Segment Open

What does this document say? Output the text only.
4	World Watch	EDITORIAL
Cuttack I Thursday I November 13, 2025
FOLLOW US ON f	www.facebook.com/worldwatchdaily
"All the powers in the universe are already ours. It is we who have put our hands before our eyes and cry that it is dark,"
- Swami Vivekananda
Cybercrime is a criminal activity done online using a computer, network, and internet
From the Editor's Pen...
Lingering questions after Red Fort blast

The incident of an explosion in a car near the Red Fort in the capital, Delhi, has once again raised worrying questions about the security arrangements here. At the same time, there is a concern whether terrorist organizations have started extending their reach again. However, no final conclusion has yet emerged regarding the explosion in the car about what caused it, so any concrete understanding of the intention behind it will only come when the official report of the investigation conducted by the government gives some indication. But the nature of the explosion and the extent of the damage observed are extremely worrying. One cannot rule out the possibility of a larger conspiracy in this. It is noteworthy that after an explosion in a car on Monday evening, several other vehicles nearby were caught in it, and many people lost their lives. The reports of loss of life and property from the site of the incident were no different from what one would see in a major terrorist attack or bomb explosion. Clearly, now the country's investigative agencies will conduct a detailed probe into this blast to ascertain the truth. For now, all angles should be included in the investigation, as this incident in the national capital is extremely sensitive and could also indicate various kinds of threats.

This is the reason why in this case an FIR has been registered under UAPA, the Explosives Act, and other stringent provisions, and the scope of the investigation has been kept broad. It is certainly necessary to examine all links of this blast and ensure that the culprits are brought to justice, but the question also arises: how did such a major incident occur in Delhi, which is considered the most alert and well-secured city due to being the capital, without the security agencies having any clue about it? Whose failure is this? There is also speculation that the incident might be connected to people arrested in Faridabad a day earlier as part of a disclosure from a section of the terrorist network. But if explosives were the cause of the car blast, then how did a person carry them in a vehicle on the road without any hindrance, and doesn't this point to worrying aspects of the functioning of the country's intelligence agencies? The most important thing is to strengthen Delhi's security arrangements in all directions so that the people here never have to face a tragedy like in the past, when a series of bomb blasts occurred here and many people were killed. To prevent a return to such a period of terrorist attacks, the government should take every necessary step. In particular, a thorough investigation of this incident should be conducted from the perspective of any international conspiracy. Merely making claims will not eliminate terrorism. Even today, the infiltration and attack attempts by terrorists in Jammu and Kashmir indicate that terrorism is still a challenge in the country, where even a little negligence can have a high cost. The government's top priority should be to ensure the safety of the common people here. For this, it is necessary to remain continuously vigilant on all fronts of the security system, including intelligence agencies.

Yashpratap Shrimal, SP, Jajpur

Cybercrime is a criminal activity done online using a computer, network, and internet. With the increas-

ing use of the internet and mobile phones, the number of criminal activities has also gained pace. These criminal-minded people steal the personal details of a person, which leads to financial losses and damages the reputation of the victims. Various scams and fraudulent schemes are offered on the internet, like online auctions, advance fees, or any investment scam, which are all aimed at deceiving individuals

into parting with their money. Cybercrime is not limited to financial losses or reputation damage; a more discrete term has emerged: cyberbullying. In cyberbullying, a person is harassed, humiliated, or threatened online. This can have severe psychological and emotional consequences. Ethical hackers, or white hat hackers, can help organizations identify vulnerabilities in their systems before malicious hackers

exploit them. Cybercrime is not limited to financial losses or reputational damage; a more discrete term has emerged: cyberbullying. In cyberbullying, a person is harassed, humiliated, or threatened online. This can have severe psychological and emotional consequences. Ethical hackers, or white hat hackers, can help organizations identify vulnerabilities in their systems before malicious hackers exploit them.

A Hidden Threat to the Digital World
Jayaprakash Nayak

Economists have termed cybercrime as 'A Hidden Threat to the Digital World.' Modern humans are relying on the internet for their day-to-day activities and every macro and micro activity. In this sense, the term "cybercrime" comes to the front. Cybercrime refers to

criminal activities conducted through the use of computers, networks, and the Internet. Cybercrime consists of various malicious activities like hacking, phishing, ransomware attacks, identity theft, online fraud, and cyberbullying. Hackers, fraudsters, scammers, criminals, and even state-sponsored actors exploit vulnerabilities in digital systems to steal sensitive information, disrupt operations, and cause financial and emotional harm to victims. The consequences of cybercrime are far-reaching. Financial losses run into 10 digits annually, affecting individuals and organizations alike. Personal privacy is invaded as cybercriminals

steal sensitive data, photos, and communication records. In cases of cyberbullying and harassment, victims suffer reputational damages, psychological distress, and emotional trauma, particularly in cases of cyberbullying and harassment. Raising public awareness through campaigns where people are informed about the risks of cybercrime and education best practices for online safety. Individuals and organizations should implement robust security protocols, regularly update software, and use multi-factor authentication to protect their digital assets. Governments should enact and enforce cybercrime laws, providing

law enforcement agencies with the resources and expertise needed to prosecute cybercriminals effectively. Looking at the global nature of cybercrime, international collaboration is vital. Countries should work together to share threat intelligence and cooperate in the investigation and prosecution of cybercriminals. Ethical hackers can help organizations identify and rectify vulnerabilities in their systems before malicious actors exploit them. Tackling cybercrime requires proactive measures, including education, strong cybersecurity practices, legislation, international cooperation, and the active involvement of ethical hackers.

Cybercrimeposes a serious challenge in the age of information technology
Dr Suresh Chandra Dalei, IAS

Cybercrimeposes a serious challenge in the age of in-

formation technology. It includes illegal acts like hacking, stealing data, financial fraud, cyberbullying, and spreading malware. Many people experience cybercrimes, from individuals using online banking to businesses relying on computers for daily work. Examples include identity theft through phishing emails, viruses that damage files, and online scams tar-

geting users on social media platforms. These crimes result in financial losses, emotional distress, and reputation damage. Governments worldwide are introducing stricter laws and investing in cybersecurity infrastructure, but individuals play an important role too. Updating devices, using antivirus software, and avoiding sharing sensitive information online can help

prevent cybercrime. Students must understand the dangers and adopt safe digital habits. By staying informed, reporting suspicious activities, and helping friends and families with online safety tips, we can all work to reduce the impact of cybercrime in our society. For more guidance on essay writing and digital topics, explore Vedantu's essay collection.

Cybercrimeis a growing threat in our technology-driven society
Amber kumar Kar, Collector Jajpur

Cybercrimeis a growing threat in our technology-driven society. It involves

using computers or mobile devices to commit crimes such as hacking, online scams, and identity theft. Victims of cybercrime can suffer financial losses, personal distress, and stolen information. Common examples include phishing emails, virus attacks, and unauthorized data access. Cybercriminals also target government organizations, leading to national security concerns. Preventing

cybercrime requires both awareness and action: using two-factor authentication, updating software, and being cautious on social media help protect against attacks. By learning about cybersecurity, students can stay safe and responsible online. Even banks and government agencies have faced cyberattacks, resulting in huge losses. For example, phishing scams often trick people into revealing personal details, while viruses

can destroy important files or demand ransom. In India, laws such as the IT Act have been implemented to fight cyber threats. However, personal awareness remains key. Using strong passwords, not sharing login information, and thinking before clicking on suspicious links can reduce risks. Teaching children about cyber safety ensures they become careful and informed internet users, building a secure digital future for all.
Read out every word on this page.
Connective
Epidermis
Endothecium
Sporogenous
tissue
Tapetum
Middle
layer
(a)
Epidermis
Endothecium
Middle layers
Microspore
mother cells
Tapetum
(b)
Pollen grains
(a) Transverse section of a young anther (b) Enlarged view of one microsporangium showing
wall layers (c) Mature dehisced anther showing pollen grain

Segment Closed

◆ BRIEF: Every line of the data must be written out again word for word.

◆ RESULT OF THE EXERCISE:
What does this document say? Output the text only.
4	World Watch	EDITORIAL
Cuttack I Thursday I November 13, 2025
FOLLOW US ON f	www.facebook.com/worldwatchdaily
"All the powers in the universe are already ours. It is we who have put our hands before our eyes and cry that it is dark,"
- Swami Vivekananda
Cybercrime is a criminal activity done online using a computer, network, and internet
From the Editor's Pen...
Lingering questions after Red Fort blast

The incident of an explosion in a car near the Red Fort in the capital, Delhi, has once again raised worrying questions about the security arrangements here. At the same time, there is a concern whether terrorist organizations have started extending their reach again. However, no final conclusion has yet emerged regarding the explosion in the car about what caused it, so any concrete understanding of the intention behind it will only come when the official report of the investigation conducted by the government gives some indication. But the nature of the explosion and the extent of the damage observed are extremely worrying. One cannot rule out the possibility of a larger conspiracy in this. It is noteworthy that after an explosion in a car on Monday evening, several other vehicles nearby were caught in it, and many people lost their lives. The reports of loss of life and property from the site of the incident were no different from what one would see in a major terrorist attack or bomb explosion. Clearly, now the country's investigative agencies will conduct a detailed probe into this blast to ascertain the truth. For now, all angles should be included in the investigation, as this incident in the national capital is extremely sensitive and could also indicate various kinds of threats.

This is the reason why in this case an FIR has been registered under UAPA, the Explosives Act, and other stringent provisions, and the scope of the investigation has been kept broad. It is certainly necessary to examine all links of this blast and ensure that the culprits are brought to justice, but the question also arises: how did such a major incident occur in Delhi, which is considered the most alert and well-secured city due to being the capital, without the security agencies having any clue about it? Whose failure is this? There is also speculation that the incident might be connected to people arrested in Faridabad a day earlier as part of a disclosure from a section of the terrorist network. But if explosives were the cause of the car blast, then how did a person carry them in a vehicle on the road without any hindrance, and doesn't this point to worrying aspects of the functioning of the country's intelligence agencies? The most important thing is to strengthen Delhi's security arrangements in all directions so that the people here never have to face a tragedy like in the past, when a series of bomb blasts occurred here and many people were killed. To prevent a return to such a period of terrorist attacks, the government should take every necessary step. In particular, a thorough investigation of this incident should be conducted from the perspective of any international conspiracy. Merely making claims will not eliminate terrorism. Even today, the infiltration and attack attempts by terrorists in Jammu and Kashmir indicate that terrorism is still a challenge in the country, where even a little negligence can have a high cost. The government's top priority should be to ensure the safety of the common people here. For this, it is necessary to remain continuously vigilant on all fronts of the security system, including intelligence agencies.

Yashpratap Shrimal, SP, Jajpur

Cybercrime is a criminal activity done online using a computer, network, and internet. With the increas-

ing use of the internet and mobile phones, the number of criminal activities has also gained pace. These criminal-minded people steal the personal details of a person, which leads to financial losses and damages the reputation of the victims. Various scams and fraudulent schemes are offered on the internet, like online auctions, advance fees, or any investment scam, which are all aimed at deceiving individuals

into parting with their money. Cybercrime is not limited to financial losses or reputation damage; a more discrete term has emerged: cyberbullying. In cyberbullying, a person is harassed, humiliated, or threatened online. This can have severe psychological and emotional consequences. Ethical hackers, or white hat hackers, can help organizations identify vulnerabilities in their systems before malicious hackers

exploit them. Cybercrime is not limited to financial losses or reputational damage; a more discrete term has emerged: cyberbullying. In cyberbullying, a person is harassed, humiliated, or threatened online. This can have severe psychological and emotional consequences. Ethical hackers, or white hat hackers, can help organizations identify vulnerabilities in their systems before malicious hackers exploit them.

A Hidden Threat to the Digital World
Jayaprakash Nayak

Economists have termed cybercrime as 'A Hidden Threat to the Digital World.' Modern humans are relying on the internet for their day-to-day activities and every macro and micro activity. In this sense, the term "cybercrime" comes to the front. Cybercrime refers to

criminal activities conducted through the use of computers, networks, and the Internet. Cybercrime consists of various malicious activities like hacking, phishing, ransomware attacks, identity theft, online fraud, and cyberbullying. Hackers, fraudsters, scammers, criminals, and even state-sponsored actors exploit vulnerabilities in digital systems to steal sensitive information, disrupt operations, and cause financial and emotional harm to victims. The consequences of cybercrime are far-reaching. Financial losses run into 10 digits annually, affecting individuals and organizations alike. Personal privacy is invaded as cybercriminals

steal sensitive data, photos, and communication records. In cases of cyberbullying and harassment, victims suffer reputational damages, psychological distress, and emotional trauma, particularly in cases of cyberbullying and harassment. Raising public awareness through campaigns where people are informed about the risks of cybercrime and education best practices for online safety. Individuals and organizations should implement robust security protocols, regularly update software, and use multi-factor authentication to protect their digital assets. Governments should enact and enforce cybercrime laws, providing

law enforcement agencies with the resources and expertise needed to prosecute cybercriminals effectively. Looking at the global nature of cybercrime, international collaboration is vital. Countries should work together to share threat intelligence and cooperate in the investigation and prosecution of cybercriminals. Ethical hackers can help organizations identify and rectify vulnerabilities in their systems before malicious actors exploit them. Tackling cybercrime requires proactive measures, including education, strong cybersecurity practices, legislation, international cooperation, and the active involvement of ethical hackers.

Cybercrimeposes a serious challenge in the age of information technology
Dr Suresh Chandra Dalei, IAS

Cybercrimeposes a serious challenge in the age of in-

formation technology. It includes illegal acts like hacking, stealing data, financial fraud, cyberbullying, and spreading malware. Many people experience cybercrimes, from individuals using online banking to businesses relying on computers for daily work. Examples include identity theft through phishing emails, viruses that damage files, and online scams tar-

geting users on social media platforms. These crimes result in financial losses, emotional distress, and reputation damage. Governments worldwide are introducing stricter laws and investing in cybersecurity infrastructure, but individuals play an important role too. Updating devices, using antivirus software, and avoiding sharing sensitive information online can help

prevent cybercrime. Students must understand the dangers and adopt safe digital habits. By staying informed, reporting suspicious activities, and helping friends and families with online safety tips, we can all work to reduce the impact of cybercrime in our society. For more guidance on essay writing and digital topics, explore Vedantu's essay collection.

Cybercrimeis a growing threat in our technology-driven society
Amber kumar Kar, Collector Jajpur

Cybercrimeis a growing threat in our technology-driven society. It involves

using computers or mobile devices to commit crimes such as hacking, online scams, and identity theft. Victims of cybercrime can suffer financial losses, personal distress, and stolen information. Common examples include phishing emails, virus attacks, and unauthorized data access. Cybercriminals also target government organizations, leading to national security concerns. Preventing

cybercrime requires both awareness and action: using two-factor authentication, updating software, and being cautious on social media help protect against attacks. By learning about cybersecurity, students can stay safe and responsible online. Even banks and government agencies have faced cyberattacks, resulting in huge losses. For example, phishing scams often trick people into revealing personal details, while viruses

can destroy important files or demand ransom. In India, laws such as the IT Act have been implemented to fight cyber threats. However, personal awareness remains key. Using strong passwords, not sharing login information, and thinking before clicking on suspicious links can reduce risks. Teaching children about cyber safety ensures they become careful and informed internet users, building a secure digital future for all.
Read out every word on this page.
Connective
Epidermis
Endothecium
Sporogenous
tissue
Tapetum
Middle
layer
(a)
Epidermis
Endothecium
Middle layers
Microspore
mother cells
Tapetum
(b)
Pollen grains
(a) Transverse section of a young anther (b) Enlarged view of one microsporangium showing
wall layers (c) Mature dehisced anther showing pollen grain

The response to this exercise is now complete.